(Recorded data)

= = =

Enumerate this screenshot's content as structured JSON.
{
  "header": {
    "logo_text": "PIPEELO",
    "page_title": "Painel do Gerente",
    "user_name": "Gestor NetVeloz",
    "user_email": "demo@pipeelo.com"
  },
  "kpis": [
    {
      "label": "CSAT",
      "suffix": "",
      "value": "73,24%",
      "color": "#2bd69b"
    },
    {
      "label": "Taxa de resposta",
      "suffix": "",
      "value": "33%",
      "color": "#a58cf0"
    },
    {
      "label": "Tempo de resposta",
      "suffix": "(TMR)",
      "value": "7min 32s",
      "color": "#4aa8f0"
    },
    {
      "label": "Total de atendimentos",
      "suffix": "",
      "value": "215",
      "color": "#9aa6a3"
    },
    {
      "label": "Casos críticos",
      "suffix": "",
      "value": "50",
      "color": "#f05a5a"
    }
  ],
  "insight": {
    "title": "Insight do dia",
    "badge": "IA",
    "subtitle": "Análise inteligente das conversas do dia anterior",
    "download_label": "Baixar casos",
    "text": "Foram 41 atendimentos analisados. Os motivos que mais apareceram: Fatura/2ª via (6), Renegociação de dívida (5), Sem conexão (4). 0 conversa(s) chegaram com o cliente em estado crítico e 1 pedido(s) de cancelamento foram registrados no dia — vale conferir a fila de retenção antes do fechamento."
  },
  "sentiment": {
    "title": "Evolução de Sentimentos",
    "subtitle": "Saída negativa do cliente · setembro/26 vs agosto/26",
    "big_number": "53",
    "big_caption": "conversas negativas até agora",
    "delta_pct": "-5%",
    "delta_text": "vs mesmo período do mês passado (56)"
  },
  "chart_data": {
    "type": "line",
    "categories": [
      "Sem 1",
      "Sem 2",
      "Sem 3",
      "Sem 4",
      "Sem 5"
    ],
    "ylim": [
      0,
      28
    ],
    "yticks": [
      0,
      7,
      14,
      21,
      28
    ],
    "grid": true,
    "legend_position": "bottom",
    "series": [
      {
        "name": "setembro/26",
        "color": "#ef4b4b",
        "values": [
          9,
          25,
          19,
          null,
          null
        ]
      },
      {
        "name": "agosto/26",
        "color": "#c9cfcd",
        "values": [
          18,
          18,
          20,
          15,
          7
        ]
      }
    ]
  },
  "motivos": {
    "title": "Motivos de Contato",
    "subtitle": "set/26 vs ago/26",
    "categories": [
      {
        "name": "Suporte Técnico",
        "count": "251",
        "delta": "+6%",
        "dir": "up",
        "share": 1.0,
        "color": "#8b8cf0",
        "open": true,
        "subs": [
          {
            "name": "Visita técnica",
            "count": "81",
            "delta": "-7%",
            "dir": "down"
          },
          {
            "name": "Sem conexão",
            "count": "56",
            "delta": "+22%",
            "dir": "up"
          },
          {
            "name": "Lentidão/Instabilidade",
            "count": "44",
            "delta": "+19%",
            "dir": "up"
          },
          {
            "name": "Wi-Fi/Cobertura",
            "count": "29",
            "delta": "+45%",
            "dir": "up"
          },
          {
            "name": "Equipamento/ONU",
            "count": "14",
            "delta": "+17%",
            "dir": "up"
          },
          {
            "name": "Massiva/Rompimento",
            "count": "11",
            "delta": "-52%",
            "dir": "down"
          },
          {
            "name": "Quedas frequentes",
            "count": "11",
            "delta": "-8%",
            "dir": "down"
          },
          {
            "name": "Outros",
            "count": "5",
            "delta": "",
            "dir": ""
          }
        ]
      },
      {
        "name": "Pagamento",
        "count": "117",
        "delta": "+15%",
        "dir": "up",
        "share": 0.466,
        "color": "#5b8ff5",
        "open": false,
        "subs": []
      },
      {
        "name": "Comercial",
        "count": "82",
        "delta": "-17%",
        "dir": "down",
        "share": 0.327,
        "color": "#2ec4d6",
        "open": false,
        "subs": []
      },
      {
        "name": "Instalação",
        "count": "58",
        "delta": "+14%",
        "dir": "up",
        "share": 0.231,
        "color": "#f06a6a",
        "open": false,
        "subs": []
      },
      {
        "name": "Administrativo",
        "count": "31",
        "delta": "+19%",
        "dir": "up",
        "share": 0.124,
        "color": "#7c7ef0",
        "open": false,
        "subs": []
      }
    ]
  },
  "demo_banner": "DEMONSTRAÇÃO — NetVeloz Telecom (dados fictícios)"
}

= = =

* [WHAT THIS TASK INVOLVES]: Every record shown above should be written out again exactly.

* [REPLY]:
Enumerate this screenshot's content as structured JSON.
{
  "header": {
    "logo_text": "PIPEELO",
    "page_title": "Painel do Gerente",
    "user_name": "Gestor NetVeloz",
    "user_email": "demo@pipeelo.com"
  },
  "kpis": [
    {
      "label": "CSAT",
      "suffix": "",
      "value": "73,24%",
      "color": "#2bd69b"
    },
    {
      "label": "Taxa de resposta",
      "suffix": "",
      "value": "33%",
      "color": "#a58cf0"
    },
    {
      "label": "Tempo de resposta",
      "suffix": "(TMR)",
      "value": "7min 32s",
      "color": "#4aa8f0"
    },
    {
      "label": "Total de atendimentos",
      "suffix": "",
      "value": "215",
      "color": "#9aa6a3"
    },
    {
      "label": "Casos críticos",
      "suffix": "",
      "value": "50",
      "color": "#f05a5a"
    }
  ],
  "insight": {
    "title": "Insight do dia",
    "badge": "IA",
    "subtitle": "Análise inteligente das conversas do dia anterior",
    "download_label": "Baixar casos",
    "text": "Foram 41 atendimentos analisados. Os motivos que mais apareceram: Fatura/2ª via (6), Renegociação de dívida (5), Sem conexão (4). 0 conversa(s) chegaram com o cliente em estado crítico e 1 pedido(s) de cancelamento foram registrados no dia — vale conferir a fila de retenção antes do fechamento."
  },
  "sentiment": {
    "title": "Evolução de Sentimentos",
    "subtitle": "Saída negativa do cliente · setembro/26 vs agosto/26",
    "big_number": "53",
    "big_caption": "conversas negativas até agora",
    "delta_pct": "-5%",
    "delta_text": "vs mesmo período do mês passado (56)"
  },
  "chart_data": {
    "type": "line",
    "categories": [
      "Sem 1",
      "Sem 2",
      "Sem 3",
      "Sem 4",
      "Sem 5"
    ],
    "ylim": [
      0,
      28
    ],
    "yticks": [
      0,
      7,
      14,
      21,
      28
    ],
    "grid": true,
    "legend_position": "bottom",
    "series": [
      {
        "name": "setembro/26",
        "color": "#ef4b4b",
        "values": [
          9,
          25,
          19,
          null,
          null
        ]
      },
      {
        "name": "agosto/26",
        "color": "#c9cfcd",
        "values": [
          18,
          18,
          20,
          15,
          7
        ]
      }
    ]
  },
  "motivos": {
    "title": "Motivos de Contato",
    "subtitle": "set/26 vs ago/26",
    "categories": [
      {
        "name": "Suporte Técnico",
        "count": "251",
        "delta": "+6%",
        "dir": "up",
        "share": 1.0,
        "color": "#8b8cf0",
        "open": true,
        "subs": [
          {
            "name": "Visita técnica",
            "count": "81",
            "delta": "-7%",
            "dir": "down"
          },
          {
            "name": "Sem conexão",
            "count": "56",
            "delta": "+22%",
            "dir": "up"
          },
          {
            "name": "Lentidão/Instabilidade",
            "count": "44",
            "delta": "+19%",
            "dir": "up"
          },
          {
            "name": "Wi-Fi/Cobertura",
            "count": "29",
            "delta": "+45%",
            "dir": "up"
          },
          {
            "name": "Equipamento/ONU",
            "count": "14",
            "delta": "+17%",
            "dir": "up"
          },
          {
            "name": "Massiva/Rompimento",
            "count": "11",
            "delta": "-52%",
            "dir": "down"
          },
          {
            "name": "Quedas frequentes",
            "count": "11",
            "delta": "-8%",
            "dir": "down"
          },
          {
            "name": "Outros",
            "count": "5",
            "delta": "",
            "dir": ""
          }
        ]
      },
      {
        "name": "Pagamento",
        "count": "117",
        "delta": "+15%",
        "dir": "up",
        "share": 0.466,
        "color": "#5b8ff5",
        "open": false,
        "subs": []
      },
      {
        "name": "Comercial",
        "count": "82",
        "delta": "-17%",
        "dir": "down",
        "share": 0.327,
        "color": "#2ec4d6",
        "open": false,
        "subs": []
      },
      {
        "name": "Instalação",
        "count": "58",
        "delta": "+14%",
        "dir": "up",
        "share": 0.231,
        "color": "#f06a6a",
        "open": false,
        "subs": []
      },
      {
        "name": "Administrativo",
        "count": "31",
        "delta": "+19%",
        "dir": "up",
        "share": 0.124,
        "color": "#7c7ef0",
        "open": false,
        "subs": []
      }
    ]
  },
  "demo_banner": "DEMONSTRAÇÃO — NetVeloz Telecom (dados fictícios)"
}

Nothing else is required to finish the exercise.